* START TASK INPUT *
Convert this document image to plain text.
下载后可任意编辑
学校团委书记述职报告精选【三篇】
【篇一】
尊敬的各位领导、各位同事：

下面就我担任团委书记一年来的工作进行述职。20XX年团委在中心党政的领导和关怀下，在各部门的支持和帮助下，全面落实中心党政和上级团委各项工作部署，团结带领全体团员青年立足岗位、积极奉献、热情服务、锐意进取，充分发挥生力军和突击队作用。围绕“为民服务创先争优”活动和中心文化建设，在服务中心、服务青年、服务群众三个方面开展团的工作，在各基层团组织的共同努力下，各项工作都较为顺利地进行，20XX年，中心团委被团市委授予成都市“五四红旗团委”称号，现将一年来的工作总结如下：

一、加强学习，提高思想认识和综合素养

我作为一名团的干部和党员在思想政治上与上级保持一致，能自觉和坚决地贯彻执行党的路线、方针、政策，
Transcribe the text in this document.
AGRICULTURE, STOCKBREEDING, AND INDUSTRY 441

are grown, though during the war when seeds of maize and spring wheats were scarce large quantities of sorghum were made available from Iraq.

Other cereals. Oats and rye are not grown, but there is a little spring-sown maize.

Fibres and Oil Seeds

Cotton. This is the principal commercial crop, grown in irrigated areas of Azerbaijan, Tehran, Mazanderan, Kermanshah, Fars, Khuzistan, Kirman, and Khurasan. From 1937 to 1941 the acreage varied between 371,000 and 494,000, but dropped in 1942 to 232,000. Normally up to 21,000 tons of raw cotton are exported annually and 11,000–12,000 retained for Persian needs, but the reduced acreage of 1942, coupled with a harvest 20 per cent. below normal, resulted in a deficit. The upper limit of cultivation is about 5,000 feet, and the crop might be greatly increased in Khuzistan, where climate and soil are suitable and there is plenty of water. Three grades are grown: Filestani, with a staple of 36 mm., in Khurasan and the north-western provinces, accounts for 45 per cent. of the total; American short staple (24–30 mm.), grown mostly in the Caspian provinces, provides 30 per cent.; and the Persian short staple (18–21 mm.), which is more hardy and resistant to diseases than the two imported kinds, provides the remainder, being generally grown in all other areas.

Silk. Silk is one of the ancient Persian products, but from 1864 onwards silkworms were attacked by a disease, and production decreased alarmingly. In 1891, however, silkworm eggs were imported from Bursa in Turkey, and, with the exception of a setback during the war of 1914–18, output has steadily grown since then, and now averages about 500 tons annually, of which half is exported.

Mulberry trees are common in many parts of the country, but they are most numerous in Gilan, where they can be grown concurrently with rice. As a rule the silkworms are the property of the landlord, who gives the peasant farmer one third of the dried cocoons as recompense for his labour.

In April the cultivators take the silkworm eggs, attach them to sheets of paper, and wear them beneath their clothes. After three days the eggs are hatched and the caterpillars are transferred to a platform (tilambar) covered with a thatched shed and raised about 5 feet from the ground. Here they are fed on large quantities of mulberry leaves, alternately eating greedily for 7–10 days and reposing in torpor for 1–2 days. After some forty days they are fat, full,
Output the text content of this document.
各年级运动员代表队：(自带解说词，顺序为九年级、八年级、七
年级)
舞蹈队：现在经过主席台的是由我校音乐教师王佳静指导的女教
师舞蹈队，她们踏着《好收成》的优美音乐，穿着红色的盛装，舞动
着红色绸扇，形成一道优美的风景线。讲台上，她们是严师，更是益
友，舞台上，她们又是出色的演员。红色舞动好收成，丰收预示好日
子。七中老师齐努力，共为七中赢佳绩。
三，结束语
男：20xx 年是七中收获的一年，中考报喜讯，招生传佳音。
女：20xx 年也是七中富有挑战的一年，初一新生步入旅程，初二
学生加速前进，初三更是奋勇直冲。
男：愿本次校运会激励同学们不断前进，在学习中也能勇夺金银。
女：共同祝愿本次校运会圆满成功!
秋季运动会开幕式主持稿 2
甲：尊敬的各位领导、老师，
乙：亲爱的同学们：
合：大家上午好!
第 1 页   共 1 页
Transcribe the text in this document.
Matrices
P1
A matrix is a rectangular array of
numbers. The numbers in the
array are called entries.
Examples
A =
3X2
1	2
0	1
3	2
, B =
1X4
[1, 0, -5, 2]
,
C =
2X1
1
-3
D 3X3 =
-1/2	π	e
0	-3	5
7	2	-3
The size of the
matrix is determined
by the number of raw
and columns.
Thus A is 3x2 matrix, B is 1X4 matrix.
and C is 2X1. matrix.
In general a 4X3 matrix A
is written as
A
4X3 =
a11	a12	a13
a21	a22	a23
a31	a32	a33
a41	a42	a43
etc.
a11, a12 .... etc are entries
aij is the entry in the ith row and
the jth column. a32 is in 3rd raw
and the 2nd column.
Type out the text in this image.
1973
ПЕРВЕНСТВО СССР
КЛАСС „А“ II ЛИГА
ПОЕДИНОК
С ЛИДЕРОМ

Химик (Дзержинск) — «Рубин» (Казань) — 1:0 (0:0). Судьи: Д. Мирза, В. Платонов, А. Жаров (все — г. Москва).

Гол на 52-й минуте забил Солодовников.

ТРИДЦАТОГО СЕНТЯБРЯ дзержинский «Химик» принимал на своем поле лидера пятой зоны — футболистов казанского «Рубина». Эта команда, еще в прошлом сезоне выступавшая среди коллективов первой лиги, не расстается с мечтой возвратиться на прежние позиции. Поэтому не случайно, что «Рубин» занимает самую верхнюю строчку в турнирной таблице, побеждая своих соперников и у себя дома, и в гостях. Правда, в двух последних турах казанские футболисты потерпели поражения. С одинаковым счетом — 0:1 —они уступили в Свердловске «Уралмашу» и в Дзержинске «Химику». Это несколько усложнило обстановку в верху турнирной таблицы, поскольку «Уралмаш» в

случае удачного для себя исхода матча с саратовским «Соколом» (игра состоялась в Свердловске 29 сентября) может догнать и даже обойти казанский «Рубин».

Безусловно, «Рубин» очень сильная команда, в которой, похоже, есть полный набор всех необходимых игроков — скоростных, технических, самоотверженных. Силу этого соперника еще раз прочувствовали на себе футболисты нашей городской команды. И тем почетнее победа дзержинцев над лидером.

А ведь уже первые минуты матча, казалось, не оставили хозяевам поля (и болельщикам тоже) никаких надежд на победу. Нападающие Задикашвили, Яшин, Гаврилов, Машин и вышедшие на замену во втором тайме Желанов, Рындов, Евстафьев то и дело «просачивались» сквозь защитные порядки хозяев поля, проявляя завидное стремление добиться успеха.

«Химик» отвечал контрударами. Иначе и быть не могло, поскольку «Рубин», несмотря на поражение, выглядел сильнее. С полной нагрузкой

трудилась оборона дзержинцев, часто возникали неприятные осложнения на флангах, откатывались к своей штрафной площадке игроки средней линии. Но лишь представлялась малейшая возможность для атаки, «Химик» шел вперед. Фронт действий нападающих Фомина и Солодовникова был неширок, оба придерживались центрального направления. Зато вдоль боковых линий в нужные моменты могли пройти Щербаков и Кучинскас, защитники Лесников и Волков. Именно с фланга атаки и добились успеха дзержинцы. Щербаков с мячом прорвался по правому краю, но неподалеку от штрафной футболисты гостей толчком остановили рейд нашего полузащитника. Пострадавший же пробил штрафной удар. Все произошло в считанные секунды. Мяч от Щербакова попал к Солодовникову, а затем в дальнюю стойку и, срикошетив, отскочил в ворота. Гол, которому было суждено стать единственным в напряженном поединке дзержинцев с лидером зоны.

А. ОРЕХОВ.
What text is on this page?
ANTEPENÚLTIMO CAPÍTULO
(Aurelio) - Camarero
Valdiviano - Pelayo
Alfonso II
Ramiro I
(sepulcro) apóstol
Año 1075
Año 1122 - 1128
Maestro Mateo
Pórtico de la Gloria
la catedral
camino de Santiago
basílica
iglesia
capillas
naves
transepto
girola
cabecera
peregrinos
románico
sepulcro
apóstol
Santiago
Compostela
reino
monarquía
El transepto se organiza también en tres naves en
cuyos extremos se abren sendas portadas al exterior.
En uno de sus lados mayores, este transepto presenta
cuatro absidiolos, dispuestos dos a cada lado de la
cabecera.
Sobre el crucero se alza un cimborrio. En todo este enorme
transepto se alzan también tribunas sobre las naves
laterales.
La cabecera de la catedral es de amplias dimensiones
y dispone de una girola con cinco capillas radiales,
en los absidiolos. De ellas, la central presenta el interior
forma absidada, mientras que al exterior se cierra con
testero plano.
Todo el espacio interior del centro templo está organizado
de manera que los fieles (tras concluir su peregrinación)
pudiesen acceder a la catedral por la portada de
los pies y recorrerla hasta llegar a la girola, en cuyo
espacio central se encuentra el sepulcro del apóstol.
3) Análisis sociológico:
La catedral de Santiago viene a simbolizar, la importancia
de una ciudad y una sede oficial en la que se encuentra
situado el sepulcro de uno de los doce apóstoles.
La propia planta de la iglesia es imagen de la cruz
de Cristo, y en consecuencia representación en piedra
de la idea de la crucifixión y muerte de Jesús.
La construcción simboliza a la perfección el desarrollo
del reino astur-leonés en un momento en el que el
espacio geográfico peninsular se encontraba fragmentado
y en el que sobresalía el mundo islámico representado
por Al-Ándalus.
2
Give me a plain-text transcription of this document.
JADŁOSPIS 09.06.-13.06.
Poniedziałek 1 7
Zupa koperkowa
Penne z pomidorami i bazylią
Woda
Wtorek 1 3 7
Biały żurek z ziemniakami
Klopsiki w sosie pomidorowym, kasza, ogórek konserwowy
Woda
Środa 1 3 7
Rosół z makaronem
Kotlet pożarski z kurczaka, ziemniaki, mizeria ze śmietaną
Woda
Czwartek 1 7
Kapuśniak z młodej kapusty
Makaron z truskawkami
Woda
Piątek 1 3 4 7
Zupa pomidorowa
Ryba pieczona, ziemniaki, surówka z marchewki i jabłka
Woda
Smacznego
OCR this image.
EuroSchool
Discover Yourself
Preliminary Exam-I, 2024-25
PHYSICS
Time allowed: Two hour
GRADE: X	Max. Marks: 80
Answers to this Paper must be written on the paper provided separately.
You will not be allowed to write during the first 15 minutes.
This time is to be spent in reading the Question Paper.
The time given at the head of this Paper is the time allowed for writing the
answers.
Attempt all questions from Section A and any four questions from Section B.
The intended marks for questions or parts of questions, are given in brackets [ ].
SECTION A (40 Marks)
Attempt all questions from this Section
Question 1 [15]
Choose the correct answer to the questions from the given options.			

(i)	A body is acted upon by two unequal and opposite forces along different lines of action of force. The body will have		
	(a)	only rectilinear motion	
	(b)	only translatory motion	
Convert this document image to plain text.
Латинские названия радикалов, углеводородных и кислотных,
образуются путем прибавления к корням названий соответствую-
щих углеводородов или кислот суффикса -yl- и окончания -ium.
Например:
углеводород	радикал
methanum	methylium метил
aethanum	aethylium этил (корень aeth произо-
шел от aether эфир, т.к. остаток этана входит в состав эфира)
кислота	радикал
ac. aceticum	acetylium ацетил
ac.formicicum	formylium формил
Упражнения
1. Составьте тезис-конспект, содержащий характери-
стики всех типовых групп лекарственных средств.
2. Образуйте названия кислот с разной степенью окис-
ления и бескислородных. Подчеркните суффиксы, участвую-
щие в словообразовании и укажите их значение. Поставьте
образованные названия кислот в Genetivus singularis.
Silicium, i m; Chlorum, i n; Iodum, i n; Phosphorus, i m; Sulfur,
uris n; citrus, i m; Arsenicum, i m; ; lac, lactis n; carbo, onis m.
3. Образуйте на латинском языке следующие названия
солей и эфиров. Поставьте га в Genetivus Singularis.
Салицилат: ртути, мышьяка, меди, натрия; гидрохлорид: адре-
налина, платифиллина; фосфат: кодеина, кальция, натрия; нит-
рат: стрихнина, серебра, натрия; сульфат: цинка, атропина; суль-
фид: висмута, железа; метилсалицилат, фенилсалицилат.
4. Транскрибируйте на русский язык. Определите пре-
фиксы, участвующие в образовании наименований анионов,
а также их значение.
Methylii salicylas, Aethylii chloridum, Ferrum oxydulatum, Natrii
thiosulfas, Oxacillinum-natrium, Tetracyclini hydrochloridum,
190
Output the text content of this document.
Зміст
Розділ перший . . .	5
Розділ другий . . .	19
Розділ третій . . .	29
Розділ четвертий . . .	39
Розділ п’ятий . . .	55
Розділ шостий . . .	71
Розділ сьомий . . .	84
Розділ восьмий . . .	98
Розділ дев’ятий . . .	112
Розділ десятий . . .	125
* END TASK INPUT *
- [TASK DESCRIPTION]: Look through the entries and return every line where "Attempt" appears.

- [TASK RESULT]:
Attempt all questions from Section A and any four questions from Section B.
Attempt all questions from this Section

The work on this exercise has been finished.